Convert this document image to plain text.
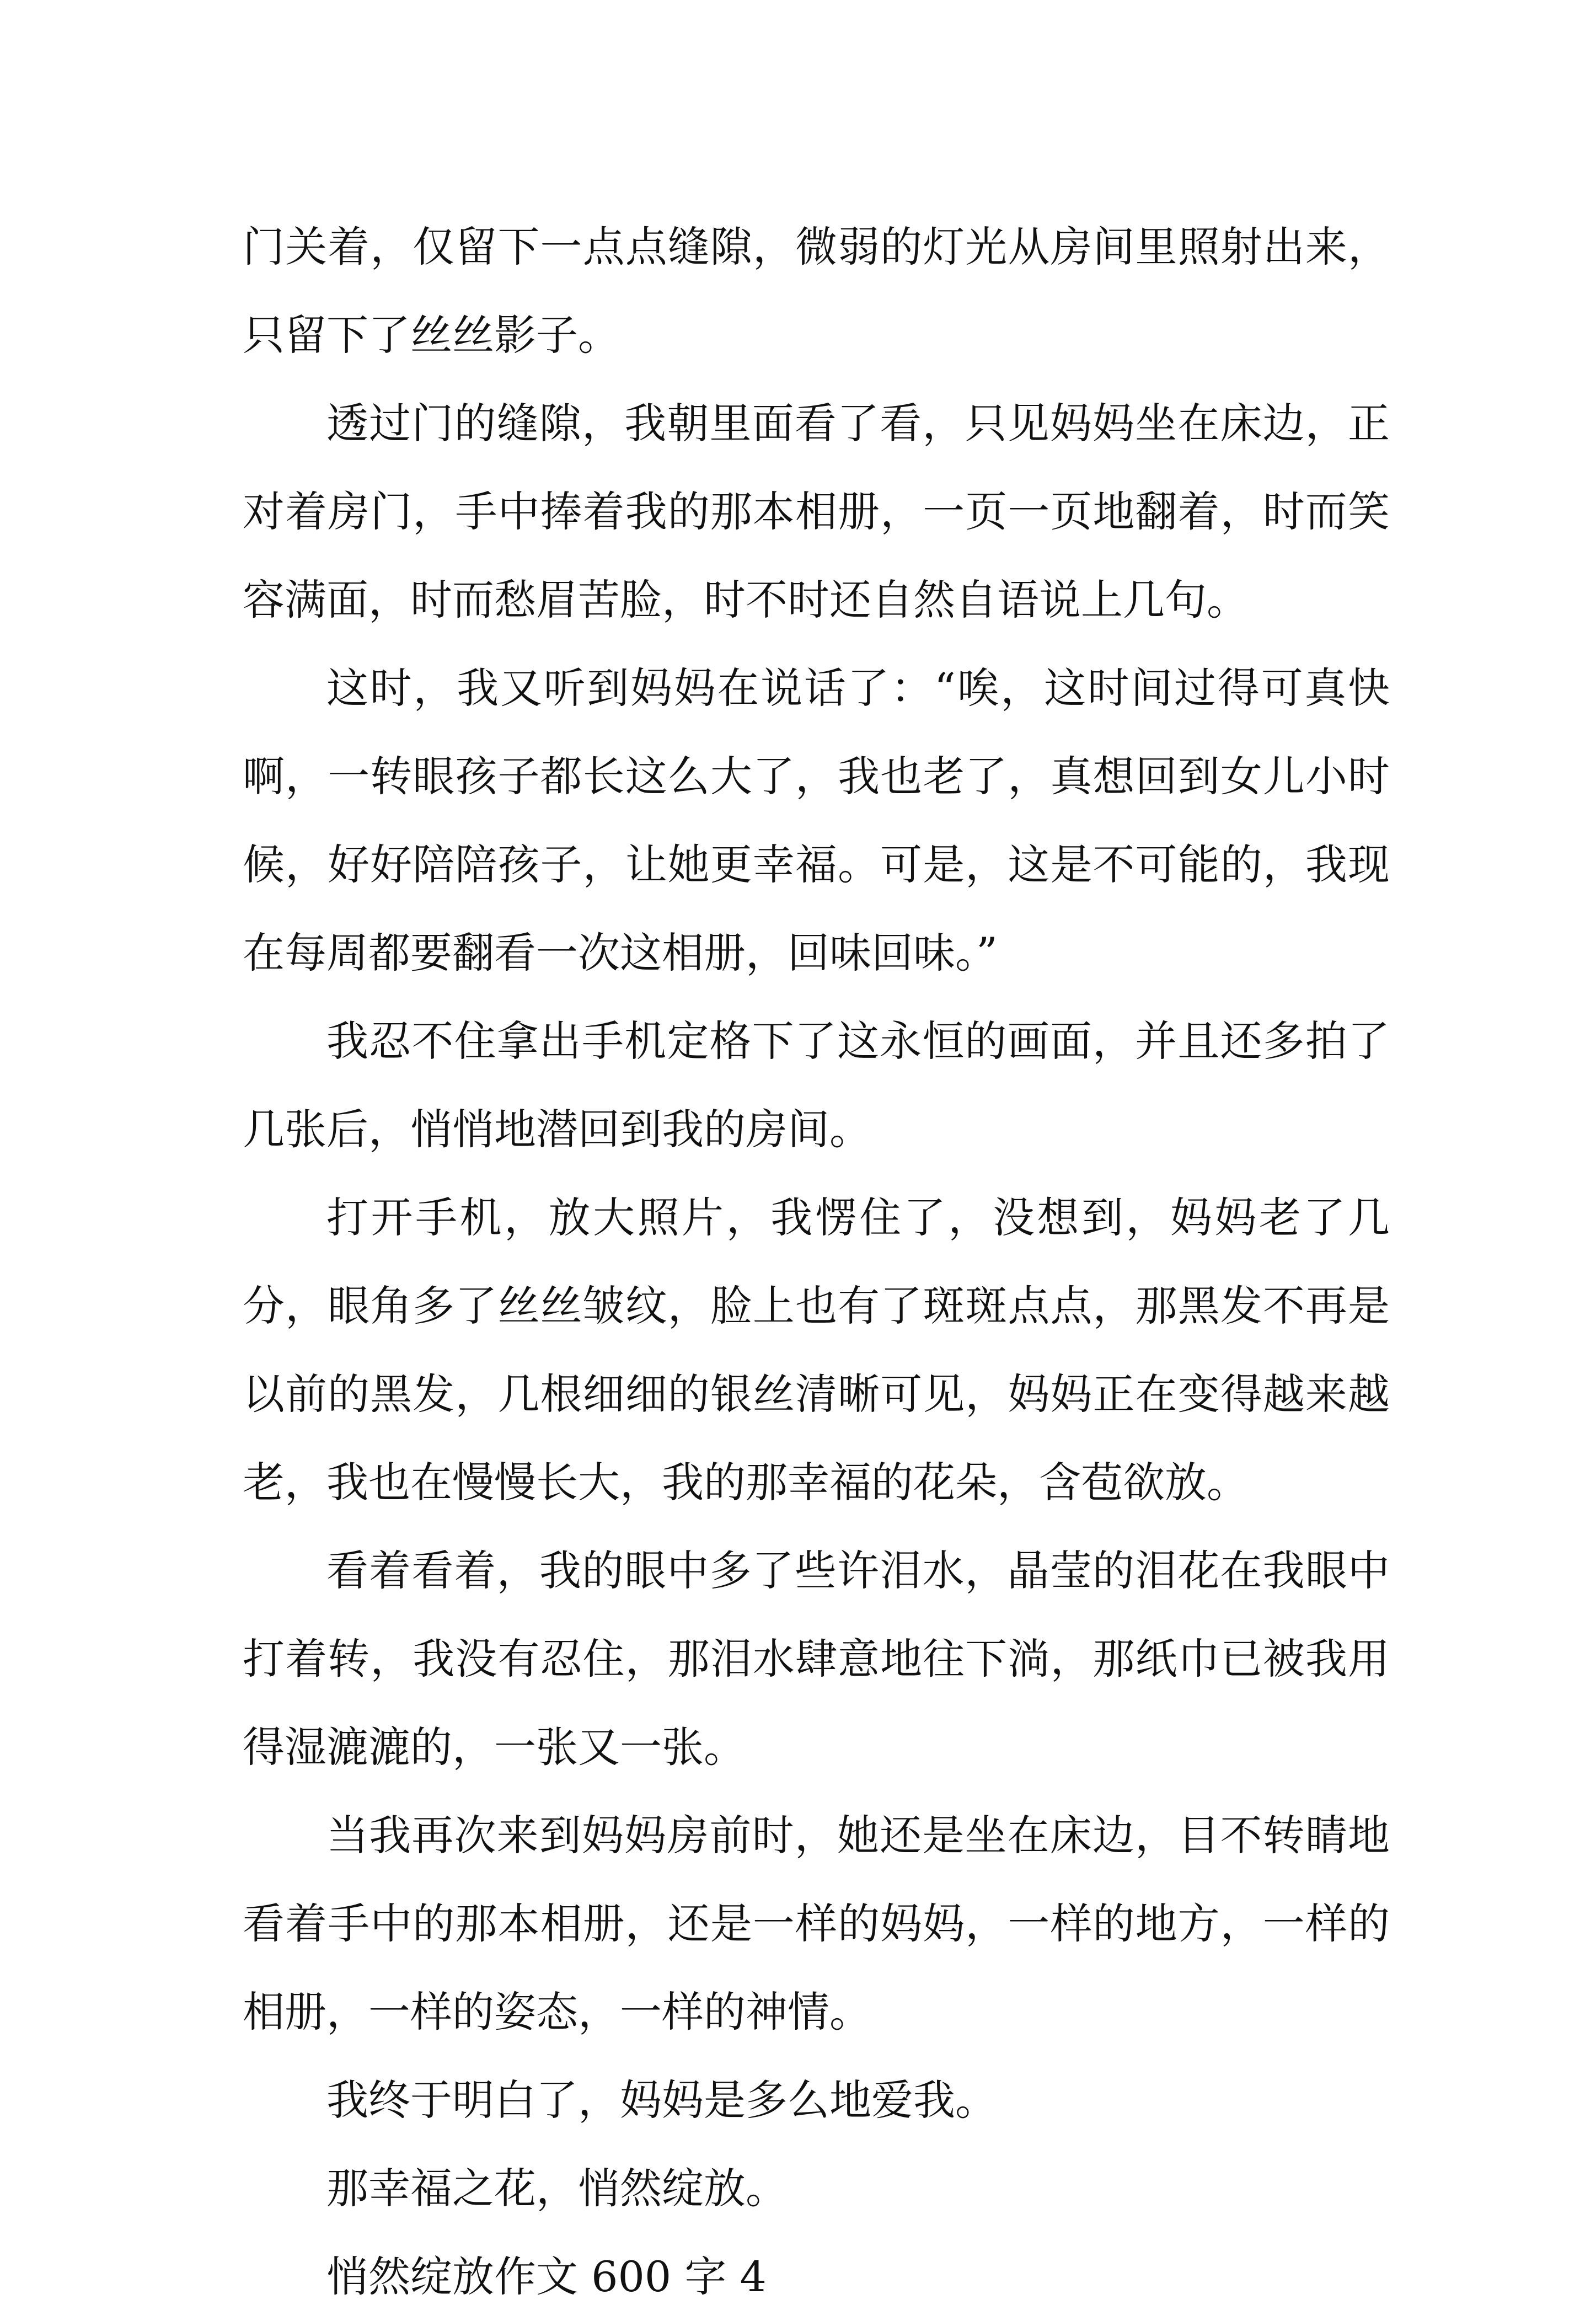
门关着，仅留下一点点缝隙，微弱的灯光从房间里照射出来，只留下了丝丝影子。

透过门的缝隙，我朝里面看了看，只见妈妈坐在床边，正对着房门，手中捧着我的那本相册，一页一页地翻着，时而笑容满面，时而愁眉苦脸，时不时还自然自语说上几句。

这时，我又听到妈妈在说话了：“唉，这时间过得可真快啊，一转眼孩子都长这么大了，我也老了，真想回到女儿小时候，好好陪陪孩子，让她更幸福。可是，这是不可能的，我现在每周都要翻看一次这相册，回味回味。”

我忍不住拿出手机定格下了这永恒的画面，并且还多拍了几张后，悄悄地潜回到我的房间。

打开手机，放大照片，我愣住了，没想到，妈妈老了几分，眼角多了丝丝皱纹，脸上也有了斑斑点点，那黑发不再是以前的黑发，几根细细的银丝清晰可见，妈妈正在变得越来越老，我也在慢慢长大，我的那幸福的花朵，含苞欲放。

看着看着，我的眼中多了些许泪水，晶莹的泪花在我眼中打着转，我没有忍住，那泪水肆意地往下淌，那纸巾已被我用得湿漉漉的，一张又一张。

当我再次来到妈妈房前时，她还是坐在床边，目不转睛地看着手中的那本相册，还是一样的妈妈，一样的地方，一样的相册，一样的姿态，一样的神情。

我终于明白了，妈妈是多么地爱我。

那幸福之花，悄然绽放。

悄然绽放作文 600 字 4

* * *

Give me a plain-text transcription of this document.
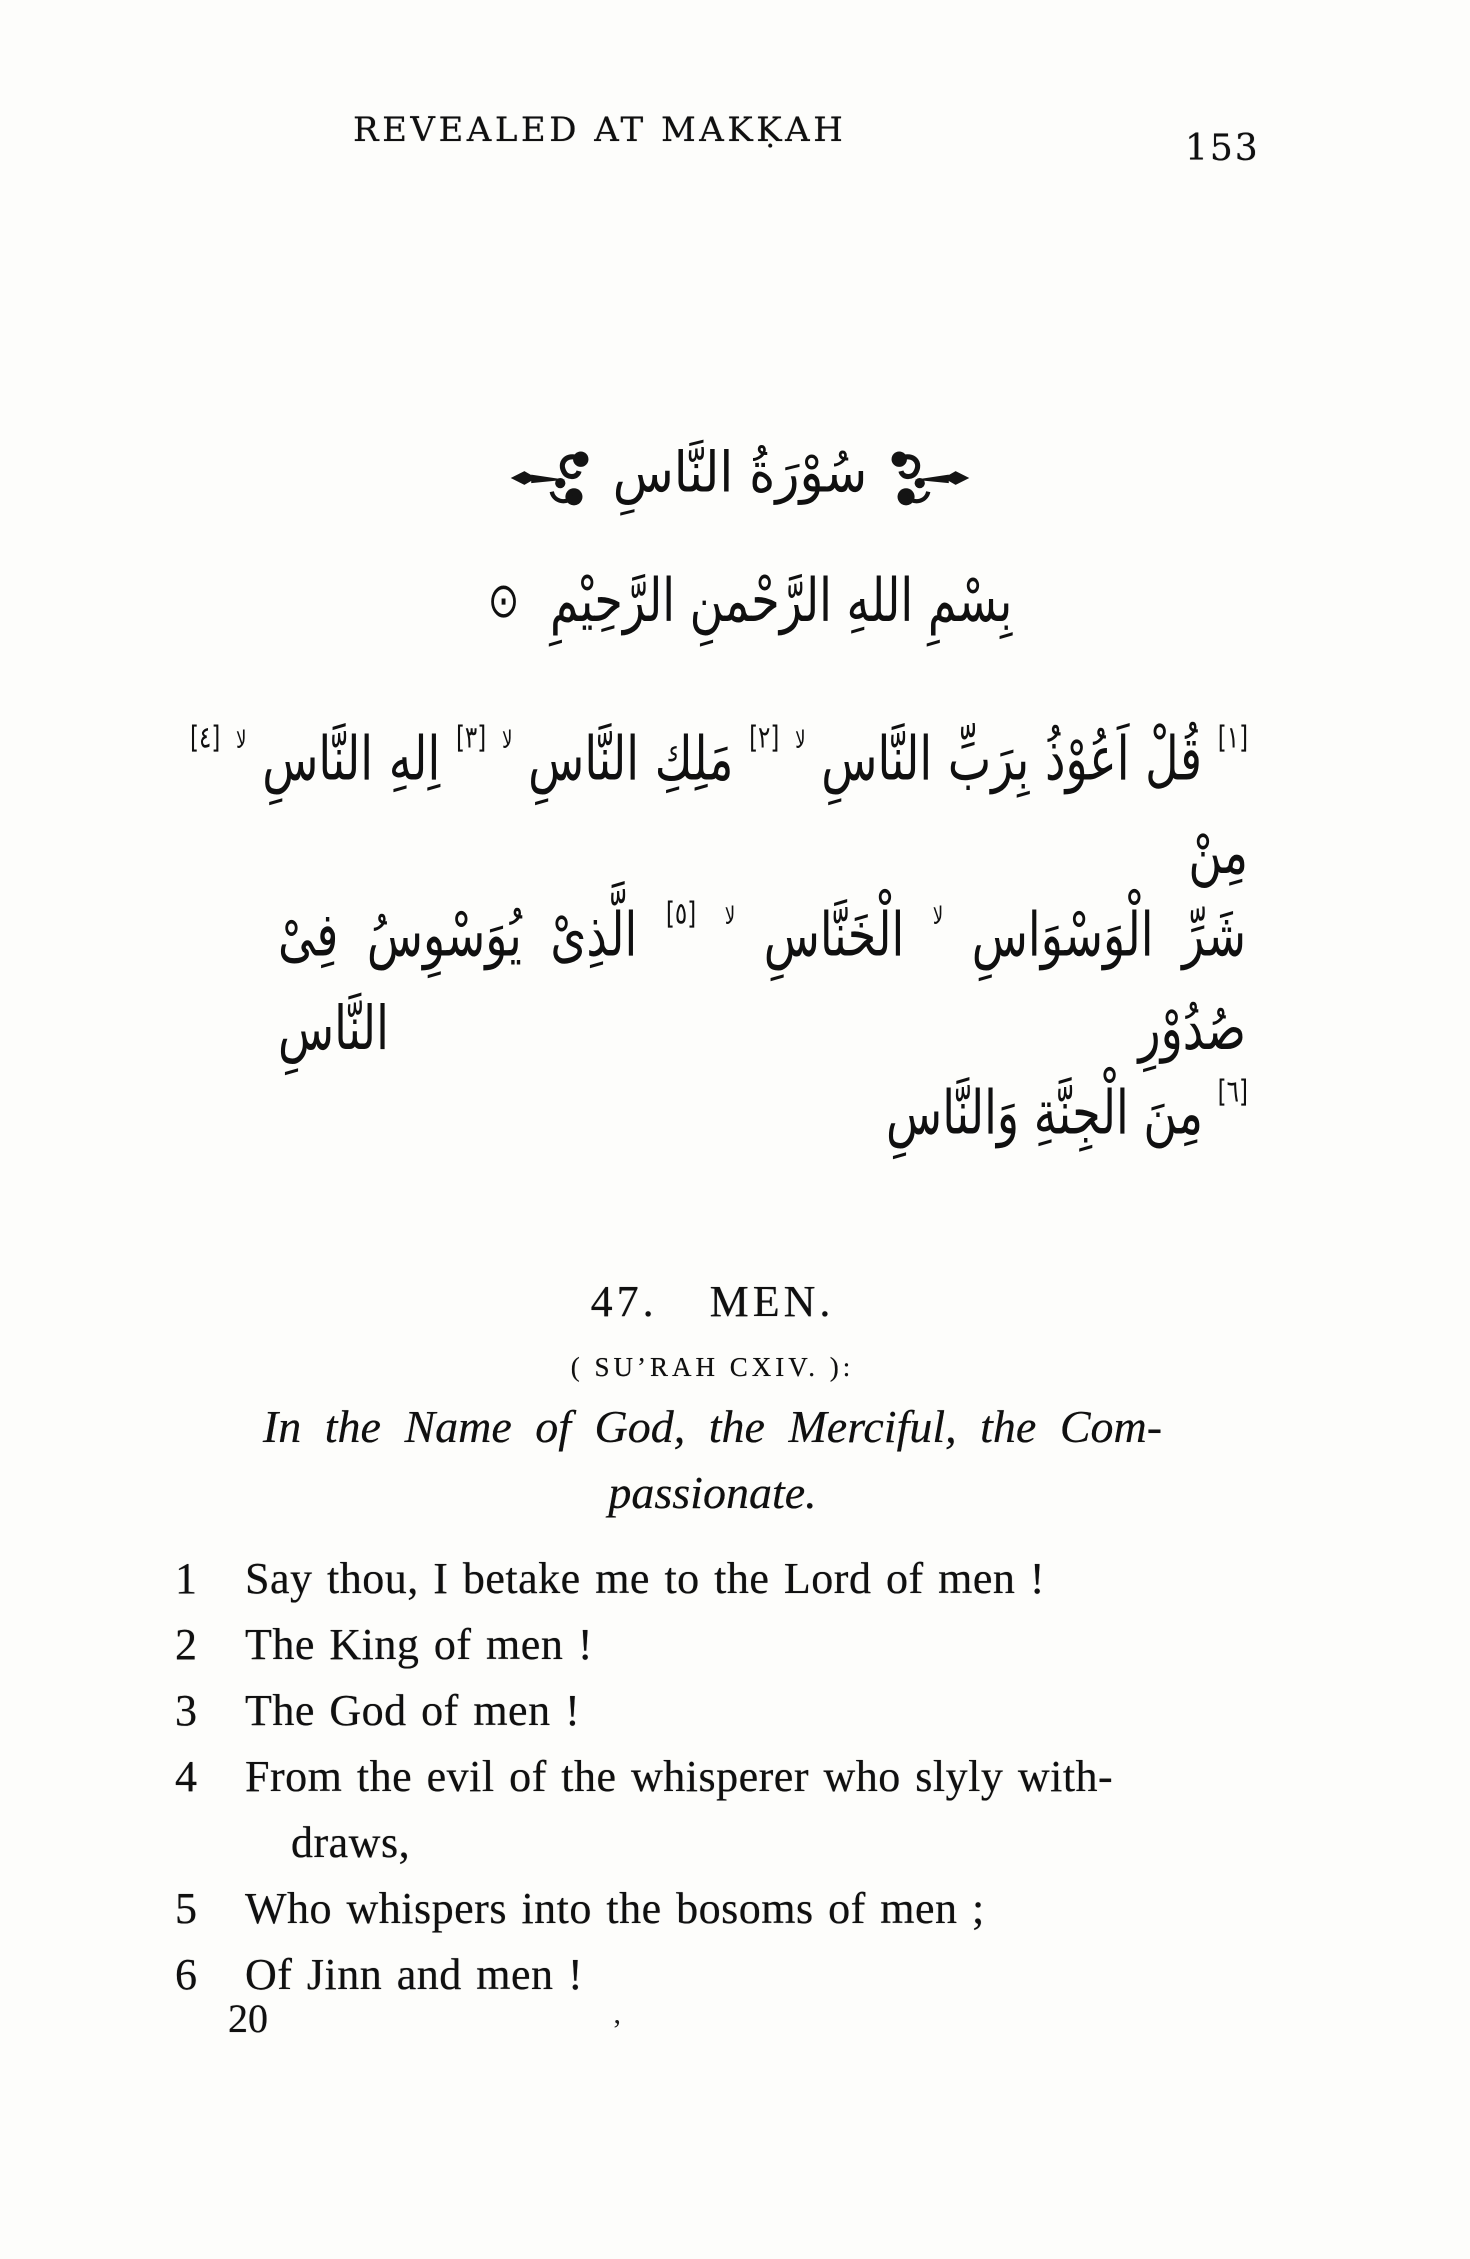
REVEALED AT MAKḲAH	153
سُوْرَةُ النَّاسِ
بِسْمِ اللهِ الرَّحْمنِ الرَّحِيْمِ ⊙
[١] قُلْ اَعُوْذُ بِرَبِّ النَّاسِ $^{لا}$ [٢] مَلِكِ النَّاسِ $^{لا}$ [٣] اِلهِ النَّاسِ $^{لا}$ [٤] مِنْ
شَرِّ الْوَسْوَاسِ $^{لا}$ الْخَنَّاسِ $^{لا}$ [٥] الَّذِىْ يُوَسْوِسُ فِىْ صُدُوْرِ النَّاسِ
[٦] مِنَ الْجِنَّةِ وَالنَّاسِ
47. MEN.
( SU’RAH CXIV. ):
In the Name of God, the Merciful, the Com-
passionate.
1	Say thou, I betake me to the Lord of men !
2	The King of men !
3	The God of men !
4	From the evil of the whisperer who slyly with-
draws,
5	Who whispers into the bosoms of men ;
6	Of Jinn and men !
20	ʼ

**Given request**
Write down every line of the data above that includes the string "document".

**Output of the exercise**
Convert this document image to plain text.
Give me a plain-text transcription of this document.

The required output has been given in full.